[A block of data]
--------------------------------------------------
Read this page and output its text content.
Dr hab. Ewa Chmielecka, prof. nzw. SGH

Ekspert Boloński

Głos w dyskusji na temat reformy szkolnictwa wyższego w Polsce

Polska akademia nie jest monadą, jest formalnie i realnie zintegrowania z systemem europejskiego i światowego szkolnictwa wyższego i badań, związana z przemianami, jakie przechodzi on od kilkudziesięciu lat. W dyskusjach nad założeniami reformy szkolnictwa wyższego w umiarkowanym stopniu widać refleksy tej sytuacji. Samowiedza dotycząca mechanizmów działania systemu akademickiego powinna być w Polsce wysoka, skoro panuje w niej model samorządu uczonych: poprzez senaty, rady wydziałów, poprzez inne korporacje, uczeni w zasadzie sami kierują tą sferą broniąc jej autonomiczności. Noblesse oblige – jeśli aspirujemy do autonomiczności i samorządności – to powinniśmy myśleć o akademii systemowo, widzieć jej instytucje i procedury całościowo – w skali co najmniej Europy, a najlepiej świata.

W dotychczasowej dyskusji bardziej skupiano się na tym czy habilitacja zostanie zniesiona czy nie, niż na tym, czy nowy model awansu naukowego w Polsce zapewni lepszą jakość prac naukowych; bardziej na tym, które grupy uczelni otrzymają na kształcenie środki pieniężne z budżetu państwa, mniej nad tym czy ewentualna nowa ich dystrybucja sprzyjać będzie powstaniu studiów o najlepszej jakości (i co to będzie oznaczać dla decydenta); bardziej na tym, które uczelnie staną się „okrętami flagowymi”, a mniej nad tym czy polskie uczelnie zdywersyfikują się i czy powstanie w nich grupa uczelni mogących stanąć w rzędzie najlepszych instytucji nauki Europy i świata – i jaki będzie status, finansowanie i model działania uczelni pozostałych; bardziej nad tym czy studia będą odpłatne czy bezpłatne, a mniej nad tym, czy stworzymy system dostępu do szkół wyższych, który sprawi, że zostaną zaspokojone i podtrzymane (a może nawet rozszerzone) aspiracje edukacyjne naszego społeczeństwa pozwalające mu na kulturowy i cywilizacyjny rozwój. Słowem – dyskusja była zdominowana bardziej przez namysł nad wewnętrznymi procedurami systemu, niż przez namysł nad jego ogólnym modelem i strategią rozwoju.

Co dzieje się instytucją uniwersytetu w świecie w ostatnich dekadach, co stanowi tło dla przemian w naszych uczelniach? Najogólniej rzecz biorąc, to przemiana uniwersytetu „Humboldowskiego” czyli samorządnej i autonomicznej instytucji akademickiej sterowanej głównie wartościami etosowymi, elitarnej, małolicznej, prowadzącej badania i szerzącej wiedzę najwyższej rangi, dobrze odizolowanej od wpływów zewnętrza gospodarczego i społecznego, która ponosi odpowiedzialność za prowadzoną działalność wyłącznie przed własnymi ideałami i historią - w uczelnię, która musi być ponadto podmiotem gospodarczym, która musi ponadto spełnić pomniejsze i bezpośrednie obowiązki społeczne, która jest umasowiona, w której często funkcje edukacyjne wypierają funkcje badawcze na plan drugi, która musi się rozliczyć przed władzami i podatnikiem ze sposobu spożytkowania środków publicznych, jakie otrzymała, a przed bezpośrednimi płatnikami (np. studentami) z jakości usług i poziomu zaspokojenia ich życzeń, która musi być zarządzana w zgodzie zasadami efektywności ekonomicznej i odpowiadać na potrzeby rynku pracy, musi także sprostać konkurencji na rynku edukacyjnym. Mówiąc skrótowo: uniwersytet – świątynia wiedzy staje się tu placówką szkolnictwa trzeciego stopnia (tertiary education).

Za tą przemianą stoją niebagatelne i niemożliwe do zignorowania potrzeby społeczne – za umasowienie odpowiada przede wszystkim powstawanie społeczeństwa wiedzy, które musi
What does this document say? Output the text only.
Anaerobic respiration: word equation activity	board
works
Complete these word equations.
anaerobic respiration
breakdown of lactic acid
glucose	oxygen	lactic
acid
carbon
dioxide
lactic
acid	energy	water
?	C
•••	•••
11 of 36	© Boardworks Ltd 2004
--------------------------------------------------
=== TASK INSTRUCTIONS ===
Of the lines in this listing, report how many contain the string "word", and give the number only.

=== RESPONSE BELOW ===
2